* Objective
Count the lines below that contain the word "this". Give only the number.

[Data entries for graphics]
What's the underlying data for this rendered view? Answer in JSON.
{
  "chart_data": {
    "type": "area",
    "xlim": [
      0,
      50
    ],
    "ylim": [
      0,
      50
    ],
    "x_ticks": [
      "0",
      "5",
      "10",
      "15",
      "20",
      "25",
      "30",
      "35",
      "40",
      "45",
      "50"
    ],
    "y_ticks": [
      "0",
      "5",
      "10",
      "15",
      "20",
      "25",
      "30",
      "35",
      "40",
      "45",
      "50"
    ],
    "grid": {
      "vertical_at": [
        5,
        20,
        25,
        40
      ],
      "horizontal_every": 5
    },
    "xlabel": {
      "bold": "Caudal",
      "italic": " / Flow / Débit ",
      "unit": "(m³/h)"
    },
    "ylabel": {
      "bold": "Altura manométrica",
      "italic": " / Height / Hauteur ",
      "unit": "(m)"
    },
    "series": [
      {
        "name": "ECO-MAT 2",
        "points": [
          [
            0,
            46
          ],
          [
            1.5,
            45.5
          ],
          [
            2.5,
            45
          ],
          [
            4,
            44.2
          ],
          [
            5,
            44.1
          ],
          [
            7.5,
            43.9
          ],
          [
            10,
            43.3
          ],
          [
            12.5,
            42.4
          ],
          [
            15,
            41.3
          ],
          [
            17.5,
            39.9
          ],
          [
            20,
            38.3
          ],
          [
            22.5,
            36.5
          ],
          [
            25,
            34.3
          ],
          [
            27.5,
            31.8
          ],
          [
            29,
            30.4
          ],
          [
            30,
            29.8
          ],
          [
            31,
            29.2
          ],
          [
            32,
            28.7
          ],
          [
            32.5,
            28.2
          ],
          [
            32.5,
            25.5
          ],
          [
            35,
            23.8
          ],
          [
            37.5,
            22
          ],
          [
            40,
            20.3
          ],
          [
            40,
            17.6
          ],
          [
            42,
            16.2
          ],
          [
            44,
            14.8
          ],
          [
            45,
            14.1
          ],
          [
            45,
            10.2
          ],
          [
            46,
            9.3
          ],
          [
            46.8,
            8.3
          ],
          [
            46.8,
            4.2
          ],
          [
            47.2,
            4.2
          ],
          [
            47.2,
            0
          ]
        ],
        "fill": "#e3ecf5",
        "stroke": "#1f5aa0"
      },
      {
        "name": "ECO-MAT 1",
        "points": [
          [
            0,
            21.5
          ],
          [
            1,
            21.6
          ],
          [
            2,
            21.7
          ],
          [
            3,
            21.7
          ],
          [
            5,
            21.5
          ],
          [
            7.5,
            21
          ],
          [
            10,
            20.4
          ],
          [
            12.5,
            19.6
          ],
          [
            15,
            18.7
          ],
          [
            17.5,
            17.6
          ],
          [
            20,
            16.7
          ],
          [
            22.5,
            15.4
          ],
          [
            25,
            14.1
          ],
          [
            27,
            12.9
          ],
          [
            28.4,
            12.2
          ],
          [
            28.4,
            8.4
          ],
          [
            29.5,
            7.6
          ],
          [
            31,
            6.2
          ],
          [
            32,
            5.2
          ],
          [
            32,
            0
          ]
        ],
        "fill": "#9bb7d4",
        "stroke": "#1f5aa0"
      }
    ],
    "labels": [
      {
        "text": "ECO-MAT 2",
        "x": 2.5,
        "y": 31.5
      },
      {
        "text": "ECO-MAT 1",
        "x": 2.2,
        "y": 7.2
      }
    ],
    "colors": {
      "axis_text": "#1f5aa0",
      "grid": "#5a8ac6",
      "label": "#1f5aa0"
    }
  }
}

* * *

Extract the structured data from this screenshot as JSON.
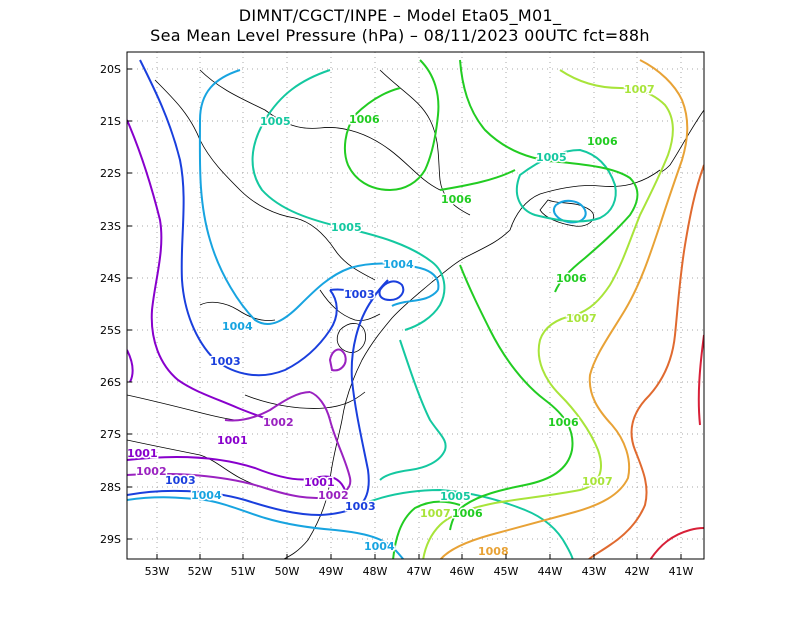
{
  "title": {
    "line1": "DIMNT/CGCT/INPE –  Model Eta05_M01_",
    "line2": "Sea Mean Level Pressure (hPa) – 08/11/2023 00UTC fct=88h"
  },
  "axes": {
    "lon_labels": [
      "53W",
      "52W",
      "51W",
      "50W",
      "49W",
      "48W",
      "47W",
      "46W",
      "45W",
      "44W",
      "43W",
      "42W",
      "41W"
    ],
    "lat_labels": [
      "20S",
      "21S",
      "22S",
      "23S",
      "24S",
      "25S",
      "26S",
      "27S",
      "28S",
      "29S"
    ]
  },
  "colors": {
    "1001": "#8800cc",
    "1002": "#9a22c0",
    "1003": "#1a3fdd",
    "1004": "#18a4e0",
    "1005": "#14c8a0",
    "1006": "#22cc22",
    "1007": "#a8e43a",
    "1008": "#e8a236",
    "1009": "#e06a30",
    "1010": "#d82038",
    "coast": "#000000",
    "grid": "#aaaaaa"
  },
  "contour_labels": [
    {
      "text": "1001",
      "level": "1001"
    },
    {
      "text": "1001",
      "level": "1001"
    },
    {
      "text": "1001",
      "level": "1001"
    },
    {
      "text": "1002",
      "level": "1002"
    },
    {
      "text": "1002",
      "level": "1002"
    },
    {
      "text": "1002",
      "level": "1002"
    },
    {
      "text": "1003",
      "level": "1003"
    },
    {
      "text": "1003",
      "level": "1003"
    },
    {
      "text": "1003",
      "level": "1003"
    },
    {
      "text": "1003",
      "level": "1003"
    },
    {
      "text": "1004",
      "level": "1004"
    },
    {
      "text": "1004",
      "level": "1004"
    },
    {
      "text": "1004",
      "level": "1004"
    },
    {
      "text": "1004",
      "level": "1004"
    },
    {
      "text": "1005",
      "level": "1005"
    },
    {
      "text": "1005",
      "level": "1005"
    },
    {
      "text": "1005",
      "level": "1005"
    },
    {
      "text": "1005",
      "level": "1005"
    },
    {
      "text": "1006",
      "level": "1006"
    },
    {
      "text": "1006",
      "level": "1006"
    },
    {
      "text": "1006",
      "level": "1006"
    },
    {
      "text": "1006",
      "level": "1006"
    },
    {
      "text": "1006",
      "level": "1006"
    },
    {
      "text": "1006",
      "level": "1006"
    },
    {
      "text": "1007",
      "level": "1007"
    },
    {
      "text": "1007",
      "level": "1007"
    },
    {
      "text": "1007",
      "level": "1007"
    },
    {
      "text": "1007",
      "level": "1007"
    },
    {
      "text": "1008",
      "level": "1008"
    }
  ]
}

* Exercise answer
2